PROVIDED PASSAGE:
------------

Often, your field is reasonably well established, so talking to other people and looking at what has already been researched will give you an excellent idea of what you are likely to find. You aren’t machete-ing your way through impassable jungle, but rather working out a new route or going to a little known destination where there are already lots of roads and maps. You will want to be sure it works, and probably to refine it a bit through rehearsal, but about 80% of the work has been done already. (You are contributing to an existing field in your PhD after all, not inventing totally new knowledge). So often your projected path is mostly what you in fact found. And if it isn’t, it’s clear what knowledge is new!

Secondly, a hypothesis gives you something to test. “I tried X and it worked. Then I tried Y and it didn’t work. Finally I tried Z and it worked” is a really easy story to tell. It sets up some easy experiments to run (at least conceptually).

Too many research questions are ‘I wanted to know how kingship in Germany in the middle ages worked’ or ‘I want to know if social programs in Indonesia work to improve people’s lives’ or ‘I want to know what artists think about their studio spaces’. Much easier to test are those scientific research questions—‘we wanted to know if putting people on a calorie-reduced diet for 6 months affected their BMI 2 years later’—where I hope you can see that embedded in that research question is an answer.
This prompts us to try again, ‘I want to know if Ringwald’s view of how German kingship in the middle ages worked is supported by archival documents’.

Finally, and perhaps most surprisingly, it is MUCH easier to rewrite a text that had set off in a definitive direction but the direction turned out to be wrong, than to rewrite a text that had no direction at all. You may need to change a lot of words, but it’s actually quite easy work.

Why is it easier to rewrite an argument that was wrong rather than to construct an argument for the first time? Because arguments are linear, and descriptive research is not.

When you have piles of articles, books, field notes, discussions with peers and supervisors, undergraduate text books, potential theories… it’s all messy and networked and multivalent and full of potential. Describing this research will also be messy, distributed and full of potential lines of enquiry. However, a thesis is just that, a single hypothesis that you explore in a linear manner across 70,000+ words. (Or, for some anthology PhDs, 3-5 articles, each of which takes a single hypothesis that you explore in a linear manner across 7,000 words).

To create a linear argument out of a mass/mess of information involves an enormous amount of work of constructing knowledge. Everyone has to construct knowledge out of a mass of data, but I usually suggest trying to do so in the thinking/planning stage (perhaps using diagrams, mind maps, discussions with your supervisor, talking to yourself, building a model, sketching out an opening salvo or two to see what works in writing etc).

------------

ENTRIES SUPPLIED:
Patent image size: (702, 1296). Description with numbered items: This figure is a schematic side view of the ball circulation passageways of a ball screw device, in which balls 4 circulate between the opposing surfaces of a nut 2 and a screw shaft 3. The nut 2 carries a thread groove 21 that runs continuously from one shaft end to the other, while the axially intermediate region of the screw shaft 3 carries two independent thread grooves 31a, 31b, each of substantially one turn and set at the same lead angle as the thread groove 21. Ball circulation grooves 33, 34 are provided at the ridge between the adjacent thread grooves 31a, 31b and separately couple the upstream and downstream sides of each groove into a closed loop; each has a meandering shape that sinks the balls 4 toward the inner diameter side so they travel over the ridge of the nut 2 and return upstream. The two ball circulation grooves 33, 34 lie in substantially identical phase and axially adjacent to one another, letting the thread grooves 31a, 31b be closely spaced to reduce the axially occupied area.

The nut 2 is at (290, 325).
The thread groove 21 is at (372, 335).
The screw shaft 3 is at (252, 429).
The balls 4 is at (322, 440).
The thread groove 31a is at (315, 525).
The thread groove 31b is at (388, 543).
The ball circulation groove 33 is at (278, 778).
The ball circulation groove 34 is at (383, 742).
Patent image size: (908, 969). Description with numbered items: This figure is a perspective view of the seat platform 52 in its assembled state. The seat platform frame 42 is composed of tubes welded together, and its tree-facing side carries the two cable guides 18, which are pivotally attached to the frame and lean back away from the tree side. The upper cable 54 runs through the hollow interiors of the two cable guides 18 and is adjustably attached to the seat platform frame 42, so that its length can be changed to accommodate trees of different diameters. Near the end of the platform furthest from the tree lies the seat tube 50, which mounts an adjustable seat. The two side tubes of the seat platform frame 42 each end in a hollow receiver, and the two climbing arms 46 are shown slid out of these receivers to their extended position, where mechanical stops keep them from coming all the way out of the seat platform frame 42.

------------

TASK REQUIREMENTS:
1. According to the passage on thesis writing, why is it easier to rewrite an argument that was wrong than to construct an argument for the first time?
2. Reproduce the passage on thesis writing word for word, everything from "Finally, and perhaps" down to "quite easy work.".
3. Write the next part of the passage on thesis writing, picking up after its final sentence.

OUTPUTS BY TASK:
1. Because arguments are linear, and descriptive research is not.

2.
Finally, and perhaps most surprisingly, it is MUCH easier to rewrite a text that had set off in a definitive direction but the direction turned out to be wrong, than to rewrite a text that had no direction at all. You may need to change a lot of words, but it’s actually quite easy work.

3.
Once you have an early draft, it is much harder to turn the words of a description into an argument—you are often better off starting again with a blank page (though using your existing research, obviously!) than trying to wrestle that prose into a new shape. In cases like this, typing up 20,000 new words is actually easier and faster than reworking your existing 20,000 words into a new structure.

On the other hand, to update a linear argument involves just a bit of shifting. And that shift can be successfully achieved with quite small changes in your language, perhaps by using modifying words like ‘partially’ or ‘in only two out of the five cases’, or even ‘not’.

For example, you might start with something like:

German kingship in the early middle ages was contingent on the support of the church (Baumgarden 1952, Schwartz 1992, Allan 2007, Ringwald 2014). This close analysis of 5 manuscripts from the Kloster Amersee written between 1300 and 1400 will illustrate the ways in which the royal family of Bavaria courted and relied upon the institutions of the Catholic church to maintain temporal power.

Except you got to the archive, and all the manuscripts are actually letters between the prince and the abbott quarrelling about money and lands. You’ll need to rethink your hypothesis, but you’ll find it extraordinarily easy to rewrite any draft introductions.

While scholars have agreed for about the last 60 years that German kingship in the early middle ages was contingent on the support of the church (Baumgarden 1952, Schwartz 1992, Allan 2007, Ringwald 2014), this close analysis of 5 manuscripts from the Kloster Amersee written between 1300 and 1400 will illustrate the ways in which the princes of Bavaria maintained temporal power in spite of extensive opposition from the institutions of the Catholic church.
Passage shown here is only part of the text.